● **Description of the task**: Make an exact copy of the listing below.

________________________________________

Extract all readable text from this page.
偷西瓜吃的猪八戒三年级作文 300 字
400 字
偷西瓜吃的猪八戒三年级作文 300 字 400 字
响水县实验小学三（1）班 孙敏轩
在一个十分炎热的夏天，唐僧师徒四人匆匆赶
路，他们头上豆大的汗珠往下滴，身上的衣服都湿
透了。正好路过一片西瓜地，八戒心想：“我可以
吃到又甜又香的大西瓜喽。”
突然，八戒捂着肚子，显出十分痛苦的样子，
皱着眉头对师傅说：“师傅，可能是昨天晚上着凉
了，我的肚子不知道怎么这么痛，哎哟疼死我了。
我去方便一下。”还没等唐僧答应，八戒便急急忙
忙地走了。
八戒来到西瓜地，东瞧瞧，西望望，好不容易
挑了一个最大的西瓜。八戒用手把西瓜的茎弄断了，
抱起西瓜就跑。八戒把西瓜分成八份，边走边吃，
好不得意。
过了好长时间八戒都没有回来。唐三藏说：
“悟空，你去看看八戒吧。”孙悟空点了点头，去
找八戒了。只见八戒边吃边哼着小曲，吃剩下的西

________________________________________

● **Task response**:
Extract all readable text from this page.
偷西瓜吃的猪八戒三年级作文 300 字
400 字
偷西瓜吃的猪八戒三年级作文 300 字 400 字
响水县实验小学三（1）班 孙敏轩
在一个十分炎热的夏天，唐僧师徒四人匆匆赶
路，他们头上豆大的汗珠往下滴，身上的衣服都湿
透了。正好路过一片西瓜地，八戒心想：“我可以
吃到又甜又香的大西瓜喽。”
突然，八戒捂着肚子，显出十分痛苦的样子，
皱着眉头对师傅说：“师傅，可能是昨天晚上着凉
了，我的肚子不知道怎么这么痛，哎哟疼死我了。
我去方便一下。”还没等唐僧答应，八戒便急急忙
忙地走了。
八戒来到西瓜地，东瞧瞧，西望望，好不容易
挑了一个最大的西瓜。八戒用手把西瓜的茎弄断了，
抱起西瓜就跑。八戒把西瓜分成八份，边走边吃，
好不得意。
过了好长时间八戒都没有回来。唐三藏说：
“悟空，你去看看八戒吧。”孙悟空点了点头，去
找八戒了。只见八戒边吃边哼着小曲，吃剩下的西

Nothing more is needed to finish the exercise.